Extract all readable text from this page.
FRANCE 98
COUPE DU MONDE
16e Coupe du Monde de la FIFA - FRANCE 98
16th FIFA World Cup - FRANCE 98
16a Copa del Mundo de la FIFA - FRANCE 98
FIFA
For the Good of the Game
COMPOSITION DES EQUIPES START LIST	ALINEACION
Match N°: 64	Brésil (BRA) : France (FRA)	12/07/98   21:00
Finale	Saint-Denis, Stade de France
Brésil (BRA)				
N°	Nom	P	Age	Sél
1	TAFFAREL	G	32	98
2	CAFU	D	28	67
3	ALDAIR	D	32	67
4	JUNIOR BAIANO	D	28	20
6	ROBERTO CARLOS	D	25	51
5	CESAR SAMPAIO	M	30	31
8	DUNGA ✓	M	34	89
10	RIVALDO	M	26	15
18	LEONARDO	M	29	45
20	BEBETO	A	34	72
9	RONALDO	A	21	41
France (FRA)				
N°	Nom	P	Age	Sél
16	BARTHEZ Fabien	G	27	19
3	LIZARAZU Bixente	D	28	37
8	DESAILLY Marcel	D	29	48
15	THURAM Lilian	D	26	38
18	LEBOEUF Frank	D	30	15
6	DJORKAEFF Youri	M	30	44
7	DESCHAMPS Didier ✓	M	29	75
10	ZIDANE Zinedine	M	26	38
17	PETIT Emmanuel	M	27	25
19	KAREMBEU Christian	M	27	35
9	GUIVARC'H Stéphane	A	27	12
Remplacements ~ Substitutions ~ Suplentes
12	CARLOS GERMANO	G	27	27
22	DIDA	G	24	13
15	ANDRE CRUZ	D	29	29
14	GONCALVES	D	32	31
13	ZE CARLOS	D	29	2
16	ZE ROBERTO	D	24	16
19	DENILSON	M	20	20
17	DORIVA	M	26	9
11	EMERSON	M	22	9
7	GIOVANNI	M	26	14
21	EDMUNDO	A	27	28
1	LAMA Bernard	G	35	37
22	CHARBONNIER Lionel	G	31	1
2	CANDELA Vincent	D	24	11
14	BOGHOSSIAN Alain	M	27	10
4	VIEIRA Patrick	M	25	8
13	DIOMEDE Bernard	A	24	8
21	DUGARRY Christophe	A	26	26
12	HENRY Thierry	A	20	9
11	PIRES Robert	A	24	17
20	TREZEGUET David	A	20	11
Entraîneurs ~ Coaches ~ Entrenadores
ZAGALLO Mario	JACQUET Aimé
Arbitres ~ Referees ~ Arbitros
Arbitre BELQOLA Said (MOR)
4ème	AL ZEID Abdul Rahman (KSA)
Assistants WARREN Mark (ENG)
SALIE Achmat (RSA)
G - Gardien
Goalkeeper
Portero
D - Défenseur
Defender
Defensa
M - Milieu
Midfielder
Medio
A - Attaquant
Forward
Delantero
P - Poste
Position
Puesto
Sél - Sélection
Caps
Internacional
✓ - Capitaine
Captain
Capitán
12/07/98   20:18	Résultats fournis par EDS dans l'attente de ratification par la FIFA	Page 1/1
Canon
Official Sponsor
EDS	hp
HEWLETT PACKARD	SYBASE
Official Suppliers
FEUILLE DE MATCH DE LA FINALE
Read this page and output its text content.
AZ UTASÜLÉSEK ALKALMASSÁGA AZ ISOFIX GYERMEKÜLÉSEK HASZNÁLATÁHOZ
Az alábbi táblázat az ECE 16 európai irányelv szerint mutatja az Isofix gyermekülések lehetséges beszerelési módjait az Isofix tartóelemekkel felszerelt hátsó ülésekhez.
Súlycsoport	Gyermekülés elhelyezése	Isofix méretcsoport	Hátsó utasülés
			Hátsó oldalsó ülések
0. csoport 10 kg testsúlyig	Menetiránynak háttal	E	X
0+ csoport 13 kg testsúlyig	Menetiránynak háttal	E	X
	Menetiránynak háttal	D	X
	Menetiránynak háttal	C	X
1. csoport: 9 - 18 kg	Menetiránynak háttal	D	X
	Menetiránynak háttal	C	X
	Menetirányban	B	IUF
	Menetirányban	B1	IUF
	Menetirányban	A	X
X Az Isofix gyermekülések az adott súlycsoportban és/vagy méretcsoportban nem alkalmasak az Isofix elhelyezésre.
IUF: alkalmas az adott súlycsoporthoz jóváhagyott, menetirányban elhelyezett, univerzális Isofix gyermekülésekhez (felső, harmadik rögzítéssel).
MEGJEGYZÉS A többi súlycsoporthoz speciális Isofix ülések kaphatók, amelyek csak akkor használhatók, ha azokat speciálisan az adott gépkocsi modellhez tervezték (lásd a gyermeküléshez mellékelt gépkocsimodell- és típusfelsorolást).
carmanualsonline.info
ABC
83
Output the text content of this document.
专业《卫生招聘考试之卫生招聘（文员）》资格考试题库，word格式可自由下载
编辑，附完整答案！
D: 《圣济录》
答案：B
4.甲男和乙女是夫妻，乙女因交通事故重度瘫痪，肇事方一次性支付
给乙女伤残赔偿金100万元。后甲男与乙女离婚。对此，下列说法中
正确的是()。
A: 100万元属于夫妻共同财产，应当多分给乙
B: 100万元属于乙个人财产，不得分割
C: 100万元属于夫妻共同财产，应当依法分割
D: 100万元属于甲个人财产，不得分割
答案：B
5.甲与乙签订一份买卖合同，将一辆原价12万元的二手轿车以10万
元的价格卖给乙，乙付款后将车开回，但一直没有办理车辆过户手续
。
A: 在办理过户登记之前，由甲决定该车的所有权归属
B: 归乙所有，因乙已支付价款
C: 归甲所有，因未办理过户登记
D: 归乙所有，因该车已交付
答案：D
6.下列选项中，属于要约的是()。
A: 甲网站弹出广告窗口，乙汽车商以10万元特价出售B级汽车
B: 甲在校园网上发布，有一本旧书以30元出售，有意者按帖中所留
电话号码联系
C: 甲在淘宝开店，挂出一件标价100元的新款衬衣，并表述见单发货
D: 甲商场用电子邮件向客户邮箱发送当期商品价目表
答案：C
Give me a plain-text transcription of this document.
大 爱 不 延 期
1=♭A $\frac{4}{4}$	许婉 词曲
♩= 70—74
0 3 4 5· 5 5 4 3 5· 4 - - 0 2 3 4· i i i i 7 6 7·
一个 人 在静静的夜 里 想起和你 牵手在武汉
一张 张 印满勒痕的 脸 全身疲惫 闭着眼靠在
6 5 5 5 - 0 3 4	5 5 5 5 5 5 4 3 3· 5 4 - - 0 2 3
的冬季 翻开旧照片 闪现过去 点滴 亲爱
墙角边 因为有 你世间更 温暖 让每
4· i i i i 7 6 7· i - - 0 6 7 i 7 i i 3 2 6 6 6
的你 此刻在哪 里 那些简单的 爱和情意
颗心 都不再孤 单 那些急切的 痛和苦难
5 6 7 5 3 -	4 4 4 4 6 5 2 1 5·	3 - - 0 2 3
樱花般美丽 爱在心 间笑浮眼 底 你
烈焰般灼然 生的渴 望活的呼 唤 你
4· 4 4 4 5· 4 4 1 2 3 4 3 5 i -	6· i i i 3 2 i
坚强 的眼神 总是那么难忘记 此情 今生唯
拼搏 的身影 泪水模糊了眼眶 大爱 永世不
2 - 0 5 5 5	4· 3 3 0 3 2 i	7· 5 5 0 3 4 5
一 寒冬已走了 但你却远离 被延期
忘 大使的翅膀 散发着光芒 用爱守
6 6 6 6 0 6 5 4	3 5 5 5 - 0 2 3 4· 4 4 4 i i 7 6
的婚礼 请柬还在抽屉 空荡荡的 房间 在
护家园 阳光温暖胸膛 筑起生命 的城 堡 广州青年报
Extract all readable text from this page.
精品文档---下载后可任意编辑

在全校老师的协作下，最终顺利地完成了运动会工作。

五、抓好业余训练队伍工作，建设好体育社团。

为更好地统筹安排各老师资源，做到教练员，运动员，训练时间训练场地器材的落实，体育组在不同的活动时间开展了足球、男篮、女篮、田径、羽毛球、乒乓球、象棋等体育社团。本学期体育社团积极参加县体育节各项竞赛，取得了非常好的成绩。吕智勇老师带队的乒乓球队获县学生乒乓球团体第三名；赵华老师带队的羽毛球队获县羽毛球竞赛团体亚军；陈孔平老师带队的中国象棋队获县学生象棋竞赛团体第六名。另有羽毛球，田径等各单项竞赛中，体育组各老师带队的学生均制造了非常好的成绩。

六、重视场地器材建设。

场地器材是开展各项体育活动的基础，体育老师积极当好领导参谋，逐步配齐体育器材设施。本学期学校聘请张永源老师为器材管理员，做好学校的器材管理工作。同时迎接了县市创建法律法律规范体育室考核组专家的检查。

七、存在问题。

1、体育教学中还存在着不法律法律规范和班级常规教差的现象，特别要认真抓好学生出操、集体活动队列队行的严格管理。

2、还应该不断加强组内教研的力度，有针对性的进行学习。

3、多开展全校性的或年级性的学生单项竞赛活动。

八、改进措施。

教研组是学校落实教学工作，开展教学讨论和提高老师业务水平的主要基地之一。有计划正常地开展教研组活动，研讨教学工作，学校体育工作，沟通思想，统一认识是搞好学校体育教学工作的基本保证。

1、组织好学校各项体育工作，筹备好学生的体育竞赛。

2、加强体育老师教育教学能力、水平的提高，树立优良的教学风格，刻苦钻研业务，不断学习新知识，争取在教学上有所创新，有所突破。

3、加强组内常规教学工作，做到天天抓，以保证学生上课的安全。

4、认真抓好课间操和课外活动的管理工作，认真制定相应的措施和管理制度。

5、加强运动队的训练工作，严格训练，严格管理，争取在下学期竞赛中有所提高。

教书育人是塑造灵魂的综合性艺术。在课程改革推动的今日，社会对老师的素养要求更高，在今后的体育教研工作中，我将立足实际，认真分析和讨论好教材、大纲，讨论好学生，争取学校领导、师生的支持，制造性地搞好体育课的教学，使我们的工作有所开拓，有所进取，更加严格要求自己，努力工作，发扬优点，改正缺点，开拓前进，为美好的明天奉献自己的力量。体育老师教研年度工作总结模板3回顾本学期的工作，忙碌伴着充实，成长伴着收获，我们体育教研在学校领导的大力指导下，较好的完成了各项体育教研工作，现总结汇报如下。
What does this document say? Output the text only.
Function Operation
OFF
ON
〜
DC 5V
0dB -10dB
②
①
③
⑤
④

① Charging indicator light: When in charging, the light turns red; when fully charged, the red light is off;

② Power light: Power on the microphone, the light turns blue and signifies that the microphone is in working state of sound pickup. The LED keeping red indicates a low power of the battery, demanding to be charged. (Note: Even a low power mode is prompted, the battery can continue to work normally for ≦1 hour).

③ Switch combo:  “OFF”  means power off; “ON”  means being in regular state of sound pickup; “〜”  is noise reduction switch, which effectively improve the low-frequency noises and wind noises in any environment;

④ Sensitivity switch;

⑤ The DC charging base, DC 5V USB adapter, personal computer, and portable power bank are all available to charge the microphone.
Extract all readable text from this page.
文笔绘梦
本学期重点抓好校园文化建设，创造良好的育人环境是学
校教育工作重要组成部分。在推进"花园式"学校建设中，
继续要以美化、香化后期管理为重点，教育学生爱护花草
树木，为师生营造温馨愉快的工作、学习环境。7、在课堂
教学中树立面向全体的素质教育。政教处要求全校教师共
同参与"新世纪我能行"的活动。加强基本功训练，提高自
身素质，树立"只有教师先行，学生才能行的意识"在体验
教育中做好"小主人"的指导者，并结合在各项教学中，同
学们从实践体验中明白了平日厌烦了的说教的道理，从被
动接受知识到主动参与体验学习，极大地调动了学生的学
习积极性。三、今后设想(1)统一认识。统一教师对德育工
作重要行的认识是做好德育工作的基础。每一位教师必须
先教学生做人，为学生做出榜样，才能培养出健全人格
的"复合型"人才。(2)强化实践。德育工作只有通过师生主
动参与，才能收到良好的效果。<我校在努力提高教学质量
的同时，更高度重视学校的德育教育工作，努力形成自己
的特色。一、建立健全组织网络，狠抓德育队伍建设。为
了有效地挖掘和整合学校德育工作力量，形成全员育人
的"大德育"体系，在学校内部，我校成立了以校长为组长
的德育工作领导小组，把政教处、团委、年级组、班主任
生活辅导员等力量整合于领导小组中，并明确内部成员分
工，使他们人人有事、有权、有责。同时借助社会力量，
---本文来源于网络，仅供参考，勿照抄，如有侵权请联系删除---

______________________________

◆ SHORT TASK ◆
Copy out every line of the material above that mentions the word "不得分割".

◆ FINAL RESULT ◆
B: 100万元属于乙个人财产，不得分割
D: 100万元属于甲个人财产，不得分割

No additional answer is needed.